__Task instructions__. Restate the full set of records exactly, without adding or dropping a word.

:::

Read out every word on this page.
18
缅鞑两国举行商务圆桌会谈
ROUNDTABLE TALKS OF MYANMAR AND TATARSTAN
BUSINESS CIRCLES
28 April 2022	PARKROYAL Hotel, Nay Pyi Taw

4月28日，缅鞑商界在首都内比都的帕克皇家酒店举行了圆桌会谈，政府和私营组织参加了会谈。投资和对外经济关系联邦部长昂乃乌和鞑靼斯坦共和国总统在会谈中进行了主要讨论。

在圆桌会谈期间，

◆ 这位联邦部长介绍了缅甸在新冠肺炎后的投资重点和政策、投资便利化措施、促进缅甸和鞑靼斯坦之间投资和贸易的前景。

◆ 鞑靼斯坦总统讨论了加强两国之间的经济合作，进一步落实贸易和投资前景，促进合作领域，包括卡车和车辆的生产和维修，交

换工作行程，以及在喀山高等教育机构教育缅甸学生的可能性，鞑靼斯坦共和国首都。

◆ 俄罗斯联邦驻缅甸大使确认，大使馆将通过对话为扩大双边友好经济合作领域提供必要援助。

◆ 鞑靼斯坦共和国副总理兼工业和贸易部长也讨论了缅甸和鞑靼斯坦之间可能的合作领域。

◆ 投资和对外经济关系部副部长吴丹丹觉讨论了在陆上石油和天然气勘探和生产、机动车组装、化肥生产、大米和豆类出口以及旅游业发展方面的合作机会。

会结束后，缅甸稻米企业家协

:::

__Final answer__.
Read out every word on this page.
18
缅鞑两国举行商务圆桌会谈
ROUNDTABLE TALKS OF MYANMAR AND TATARSTAN
BUSINESS CIRCLES
28 April 2022	PARKROYAL Hotel, Nay Pyi Taw

4月28日，缅鞑商界在首都内比都的帕克皇家酒店举行了圆桌会谈，政府和私营组织参加了会谈。投资和对外经济关系联邦部长昂乃乌和鞑靼斯坦共和国总统在会谈中进行了主要讨论。

在圆桌会谈期间，

◆ 这位联邦部长介绍了缅甸在新冠肺炎后的投资重点和政策、投资便利化措施、促进缅甸和鞑靼斯坦之间投资和贸易的前景。

◆ 鞑靼斯坦总统讨论了加强两国之间的经济合作，进一步落实贸易和投资前景，促进合作领域，包括卡车和车辆的生产和维修，交

换工作行程，以及在喀山高等教育机构教育缅甸学生的可能性，鞑靼斯坦共和国首都。

◆ 俄罗斯联邦驻缅甸大使确认，大使馆将通过对话为扩大双边友好经济合作领域提供必要援助。

◆ 鞑靼斯坦共和国副总理兼工业和贸易部长也讨论了缅甸和鞑靼斯坦之间可能的合作领域。

◆ 投资和对外经济关系部副部长吴丹丹觉讨论了在陆上石油和天然气勘探和生产、机动车组装、化肥生产、大米和豆类出口以及旅游业发展方面的合作机会。

会结束后，缅甸稻米企业家协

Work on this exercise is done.